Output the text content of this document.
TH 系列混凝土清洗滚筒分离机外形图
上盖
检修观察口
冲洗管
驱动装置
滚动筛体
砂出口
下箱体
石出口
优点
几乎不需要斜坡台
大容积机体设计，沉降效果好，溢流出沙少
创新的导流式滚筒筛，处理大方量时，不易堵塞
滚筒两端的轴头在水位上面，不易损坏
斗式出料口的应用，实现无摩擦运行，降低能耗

* * *

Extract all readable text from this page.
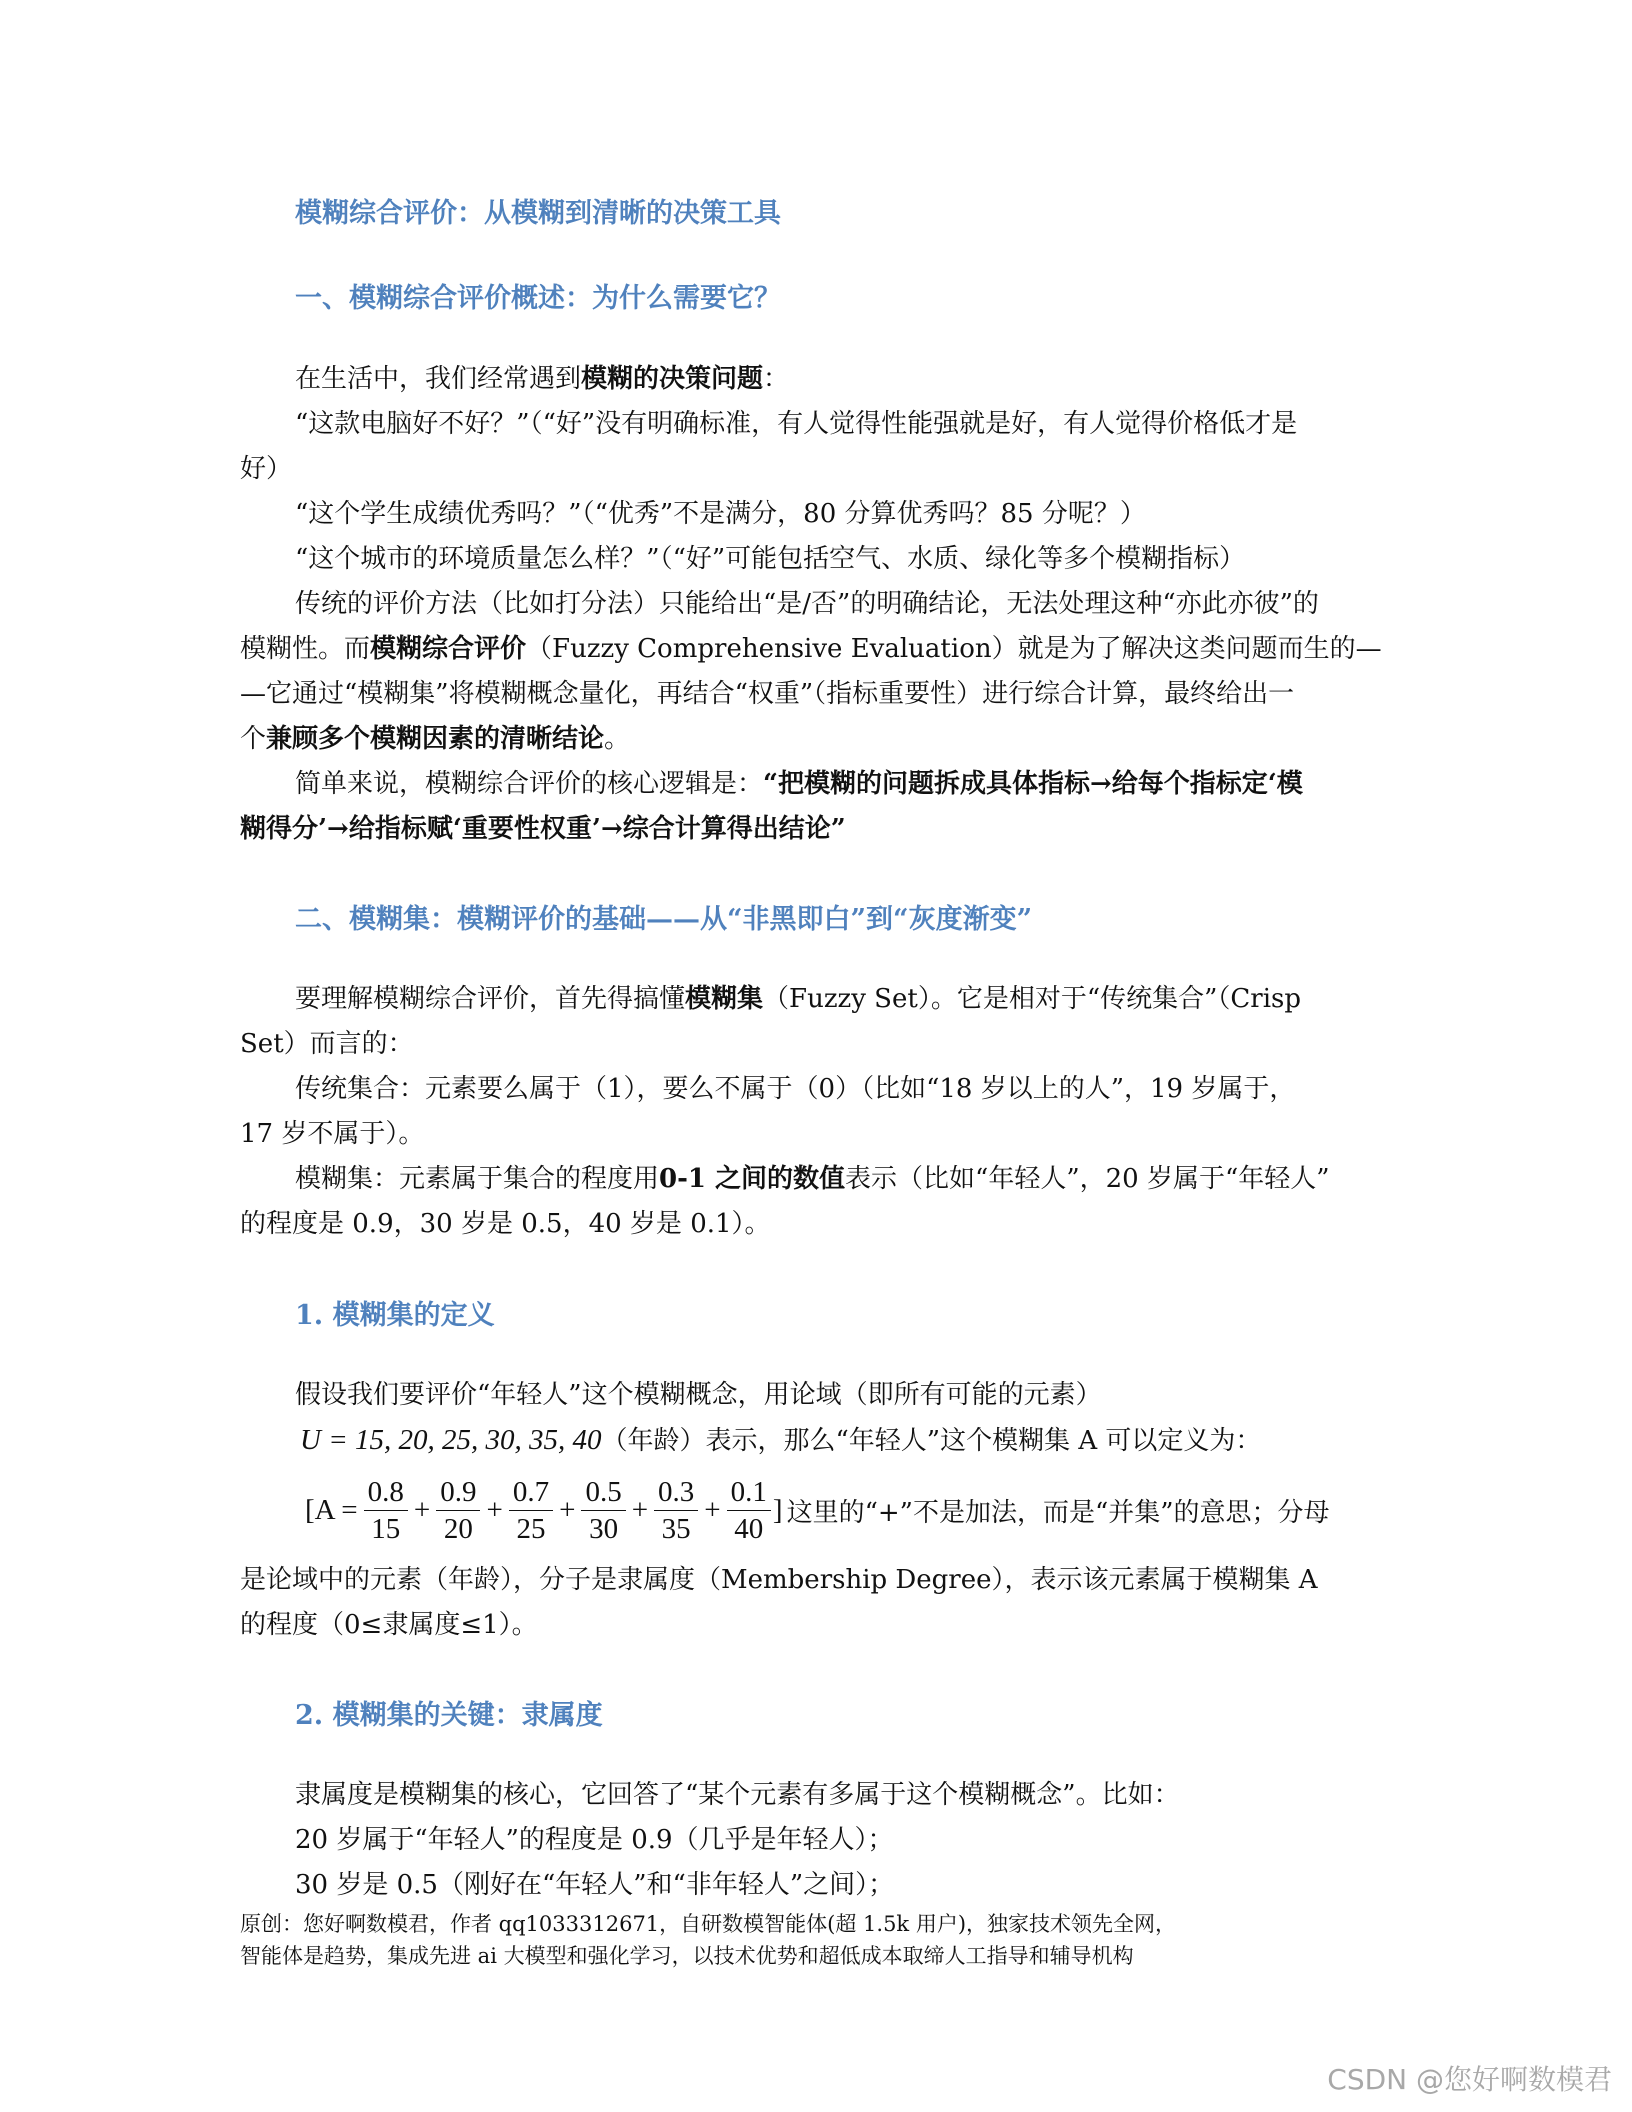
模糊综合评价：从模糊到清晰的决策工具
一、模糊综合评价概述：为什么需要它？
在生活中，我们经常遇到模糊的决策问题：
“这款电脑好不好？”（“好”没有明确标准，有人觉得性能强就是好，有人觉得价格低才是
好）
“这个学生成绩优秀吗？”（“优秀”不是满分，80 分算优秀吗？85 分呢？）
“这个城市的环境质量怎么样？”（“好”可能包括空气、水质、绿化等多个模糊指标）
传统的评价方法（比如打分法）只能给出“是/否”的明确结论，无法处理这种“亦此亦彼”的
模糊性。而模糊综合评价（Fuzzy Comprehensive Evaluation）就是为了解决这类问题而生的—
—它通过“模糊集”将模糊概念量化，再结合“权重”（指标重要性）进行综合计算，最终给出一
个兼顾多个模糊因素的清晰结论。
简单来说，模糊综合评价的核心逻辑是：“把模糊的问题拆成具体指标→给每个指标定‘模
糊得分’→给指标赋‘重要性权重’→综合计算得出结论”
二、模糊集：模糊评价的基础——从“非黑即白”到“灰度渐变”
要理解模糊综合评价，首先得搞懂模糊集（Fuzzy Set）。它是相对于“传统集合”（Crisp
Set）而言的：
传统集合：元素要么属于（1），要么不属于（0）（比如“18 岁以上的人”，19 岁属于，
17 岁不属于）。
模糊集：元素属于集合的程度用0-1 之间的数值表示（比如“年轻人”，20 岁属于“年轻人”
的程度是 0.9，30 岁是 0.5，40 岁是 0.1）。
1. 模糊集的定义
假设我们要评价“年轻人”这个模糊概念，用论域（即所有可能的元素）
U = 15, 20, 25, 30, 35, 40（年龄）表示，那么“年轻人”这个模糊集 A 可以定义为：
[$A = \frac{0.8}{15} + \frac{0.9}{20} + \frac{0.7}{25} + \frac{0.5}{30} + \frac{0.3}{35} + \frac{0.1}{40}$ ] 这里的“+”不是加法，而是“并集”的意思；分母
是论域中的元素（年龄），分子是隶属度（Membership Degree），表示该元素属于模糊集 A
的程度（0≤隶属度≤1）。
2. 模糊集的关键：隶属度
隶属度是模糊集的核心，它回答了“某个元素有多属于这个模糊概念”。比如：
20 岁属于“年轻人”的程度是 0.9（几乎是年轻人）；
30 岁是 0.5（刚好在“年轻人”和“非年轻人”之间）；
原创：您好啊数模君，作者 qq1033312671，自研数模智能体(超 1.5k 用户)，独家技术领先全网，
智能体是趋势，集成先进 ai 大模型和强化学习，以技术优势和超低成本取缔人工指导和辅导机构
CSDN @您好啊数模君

...

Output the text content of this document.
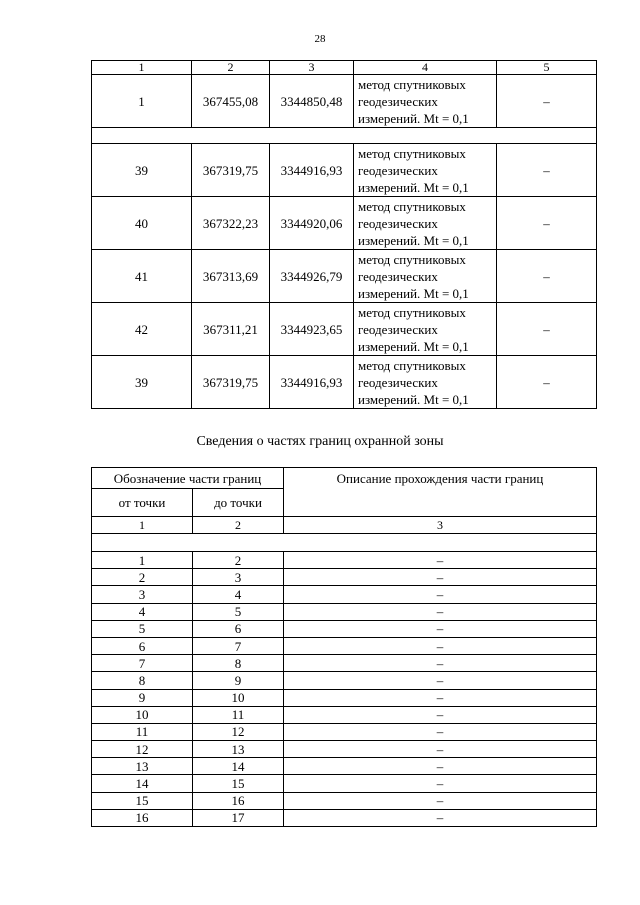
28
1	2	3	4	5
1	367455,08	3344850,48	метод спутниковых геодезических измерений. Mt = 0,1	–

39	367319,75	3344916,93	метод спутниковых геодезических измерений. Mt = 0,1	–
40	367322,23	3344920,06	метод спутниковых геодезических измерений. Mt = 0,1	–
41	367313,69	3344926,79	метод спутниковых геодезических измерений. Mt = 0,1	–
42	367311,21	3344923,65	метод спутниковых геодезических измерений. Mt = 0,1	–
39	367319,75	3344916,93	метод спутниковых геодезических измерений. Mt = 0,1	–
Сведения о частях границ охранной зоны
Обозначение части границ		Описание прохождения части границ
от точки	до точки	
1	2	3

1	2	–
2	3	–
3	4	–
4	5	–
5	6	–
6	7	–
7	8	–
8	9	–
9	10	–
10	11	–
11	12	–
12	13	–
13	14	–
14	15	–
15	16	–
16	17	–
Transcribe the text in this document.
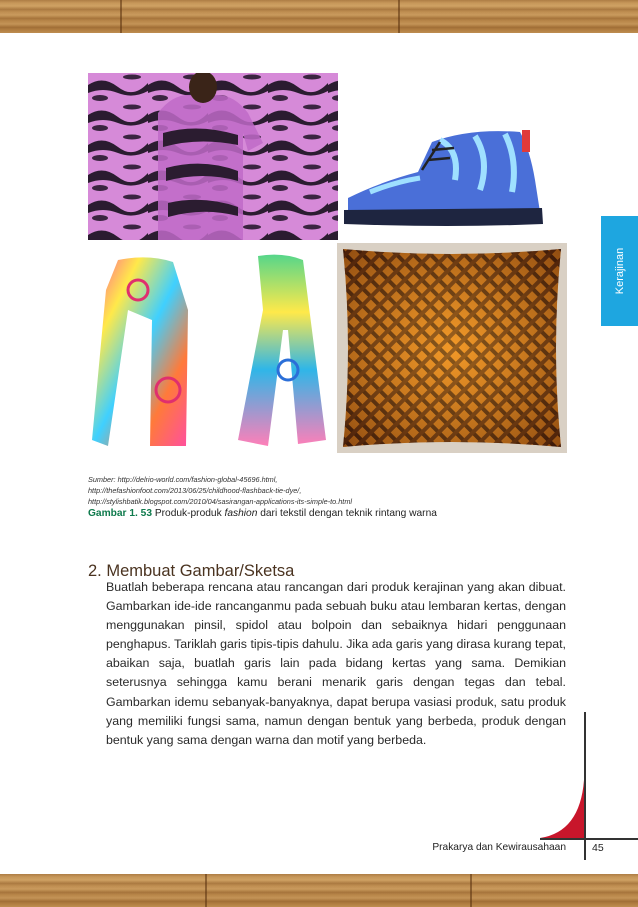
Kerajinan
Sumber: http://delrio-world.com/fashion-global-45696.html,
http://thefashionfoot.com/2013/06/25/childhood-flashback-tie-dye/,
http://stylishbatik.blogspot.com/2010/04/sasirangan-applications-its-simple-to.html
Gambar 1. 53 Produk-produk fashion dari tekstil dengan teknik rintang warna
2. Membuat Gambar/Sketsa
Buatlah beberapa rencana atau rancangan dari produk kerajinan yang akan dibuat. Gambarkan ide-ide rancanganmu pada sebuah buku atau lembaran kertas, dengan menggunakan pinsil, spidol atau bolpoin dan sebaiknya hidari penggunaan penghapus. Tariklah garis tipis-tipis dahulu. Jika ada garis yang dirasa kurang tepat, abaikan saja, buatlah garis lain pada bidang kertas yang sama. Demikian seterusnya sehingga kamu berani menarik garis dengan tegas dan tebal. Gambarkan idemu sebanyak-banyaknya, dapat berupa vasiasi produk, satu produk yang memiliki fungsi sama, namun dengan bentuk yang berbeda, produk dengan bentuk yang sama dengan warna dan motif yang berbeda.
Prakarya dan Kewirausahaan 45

> What is expected: Check each line above for the word "границ" and say how many have it, with nothing else.

> Reply: 2